_TASK TO COMPLETE_
Reproduce every line below verbatim, omitting the picture placeholders.

_EXERCISE MATERIALS_
--- start ---
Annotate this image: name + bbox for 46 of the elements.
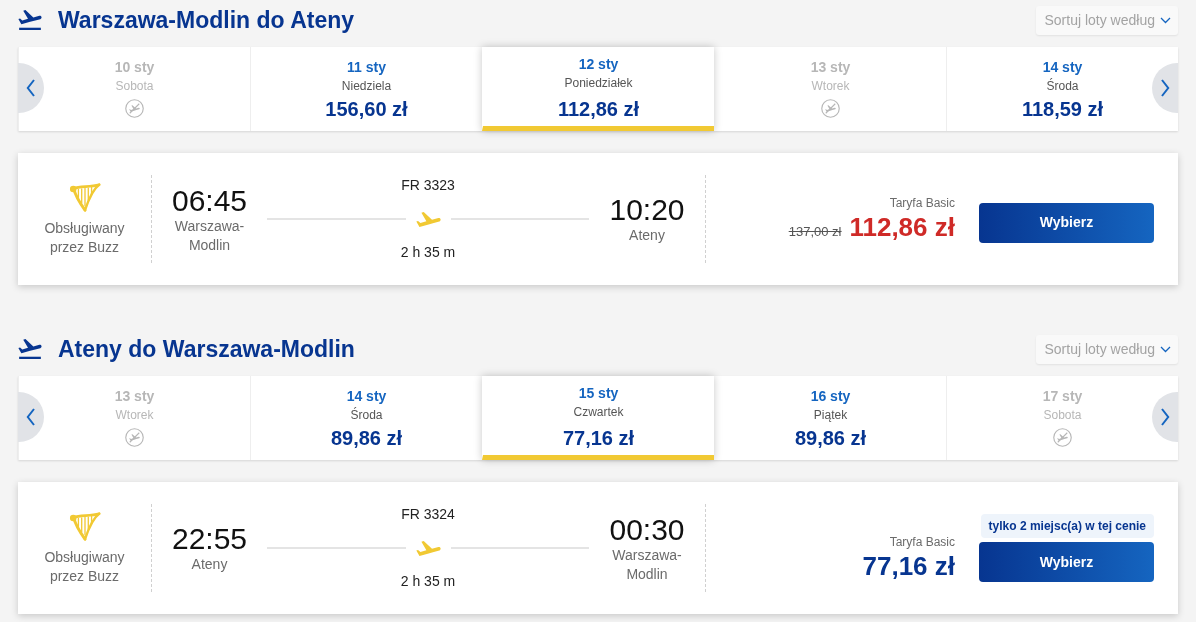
date-tab[interactable]: 14 sty Środa 118,59 zł [946, 47, 1178, 131]
chevron-left-icon [26, 408, 36, 426]
harp-icon [68, 510, 101, 542]
harp-icon [68, 181, 101, 213]
airplane-icon [415, 540, 441, 556]
chevron-left-icon [26, 79, 36, 97]
flight-duration: 2 h 35 m [399, 573, 457, 590]
date-tab[interactable]: 16 sty Piątek 89,86 zł [714, 376, 946, 460]
fare-label: Taryfa Basic [889, 535, 955, 550]
seats-notice: tylko 2 miejsc(a) w tej cenie [980, 514, 1154, 538]
chevron-down-icon [1160, 16, 1171, 24]
select-button[interactable]: Wybierz [979, 202, 1154, 243]
flight-price: 112,86 zł [849, 210, 955, 243]
route-title: Ateny do Warszawa-Modlin [58, 335, 355, 364]
old-price: 137,00 zł [788, 222, 842, 241]
departure-city: Ateny [191, 555, 228, 574]
arrival-time: 00:30 [609, 512, 685, 546]
arrival-city: Warszawa-Modlin [611, 545, 683, 584]
flight-price: 77,16 zł [862, 550, 955, 582]
date-tab[interactable]: 12 sty Poniedziałek 112,86 zł [482, 47, 714, 131]
departure-city: Warszawa-Modlin [173, 216, 246, 255]
flight-duration: 2 h 35 m [399, 244, 457, 261]
airplane-takeoff-icon [18, 10, 42, 30]
date-tab[interactable]: 11 sty Niedziela 156,60 zł [250, 47, 482, 131]
fare-label: Taryfa Basic [889, 195, 955, 211]
departure-time: 06:45 [171, 183, 248, 217]
chevron-down-icon [1160, 345, 1171, 353]
no-flight-icon [125, 99, 144, 118]
select-button[interactable]: Wybierz [979, 542, 1154, 582]
date-tab[interactable]: 15 sty Czwartek 77,16 zł [482, 376, 714, 460]
departure-time: 22:55 [171, 522, 248, 555]
route-title: Warszawa-Modlin do Ateny [58, 6, 355, 35]
chevron-right-icon [1160, 408, 1170, 426]
arrival-city: Ateny [629, 226, 665, 245]
arrival-time: 10:20 [609, 193, 685, 226]
no-flight-icon [1053, 428, 1072, 447]
operator-text: Obsługiwany przez Buzz [43, 548, 126, 586]
date-tab[interactable]: 14 sty Środa 89,86 zł [250, 376, 482, 460]
airplane-takeoff-icon [18, 339, 42, 359]
airplane-icon [415, 211, 441, 227]
no-flight-icon [125, 428, 144, 447]
flight-number: FR 3323 [400, 177, 456, 194]
operator-text: Obsługiwany przez Buzz [43, 219, 126, 257]
no-flight-icon [821, 99, 840, 118]
flight-number: FR 3324 [400, 506, 456, 523]
chevron-right-icon [1160, 79, 1170, 97]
--- end ---
_EXPECTED ANSWER_
Annotate this image: name + bbox for 46 of the elements.
date-tab[interactable]: 14 sty Środa 118,59 zł [946, 47, 1178, 131]
chevron-left-icon [26, 408, 36, 426]
harp-icon [68, 510, 101, 542]
harp-icon [68, 181, 101, 213]
airplane-icon [415, 540, 441, 556]
chevron-left-icon [26, 79, 36, 97]
flight-duration: 2 h 35 m [399, 573, 457, 590]
date-tab[interactable]: 16 sty Piątek 89,86 zł [714, 376, 946, 460]
fare-label: Taryfa Basic [889, 535, 955, 550]
seats-notice: tylko 2 miejsc(a) w tej cenie [980, 514, 1154, 538]
chevron-down-icon [1160, 16, 1171, 24]
select-button[interactable]: Wybierz [979, 202, 1154, 243]
flight-price: 112,86 zł [849, 210, 955, 243]
route-title: Ateny do Warszawa-Modlin [58, 335, 355, 364]
old-price: 137,00 zł [788, 222, 842, 241]
departure-city: Ateny [191, 555, 228, 574]
arrival-time: 00:30 [609, 512, 685, 546]
arrival-city: Warszawa-Modlin [611, 545, 683, 584]
flight-price: 77,16 zł [862, 550, 955, 582]
date-tab[interactable]: 12 sty Poniedziałek 112,86 zł [482, 47, 714, 131]
departure-city: Warszawa-Modlin [173, 216, 246, 255]
flight-duration: 2 h 35 m [399, 244, 457, 261]
airplane-takeoff-icon [18, 10, 42, 30]
date-tab[interactable]: 11 sty Niedziela 156,60 zł [250, 47, 482, 131]
fare-label: Taryfa Basic [889, 195, 955, 211]
departure-time: 06:45 [171, 183, 248, 217]
chevron-down-icon [1160, 345, 1171, 353]
no-flight-icon [125, 99, 144, 118]
select-button[interactable]: Wybierz [979, 542, 1154, 582]
date-tab[interactable]: 15 sty Czwartek 77,16 zł [482, 376, 714, 460]
departure-time: 22:55 [171, 522, 248, 555]
route-title: Warszawa-Modlin do Ateny [58, 6, 355, 35]
chevron-right-icon [1160, 408, 1170, 426]
arrival-city: Ateny [629, 226, 665, 245]
arrival-time: 10:20 [609, 193, 685, 226]
no-flight-icon [1053, 428, 1072, 447]
operator-text: Obsługiwany przez Buzz [43, 548, 126, 586]
date-tab[interactable]: 14 sty Środa 89,86 zł [250, 376, 482, 460]
airplane-takeoff-icon [18, 339, 42, 359]
airplane-icon [415, 211, 441, 227]
no-flight-icon [125, 428, 144, 447]
flight-number: FR 3323 [400, 177, 456, 194]
operator-text: Obsługiwany przez Buzz [43, 219, 126, 257]
no-flight-icon [821, 99, 840, 118]
flight-number: FR 3324 [400, 506, 456, 523]
chevron-right-icon [1160, 79, 1170, 97]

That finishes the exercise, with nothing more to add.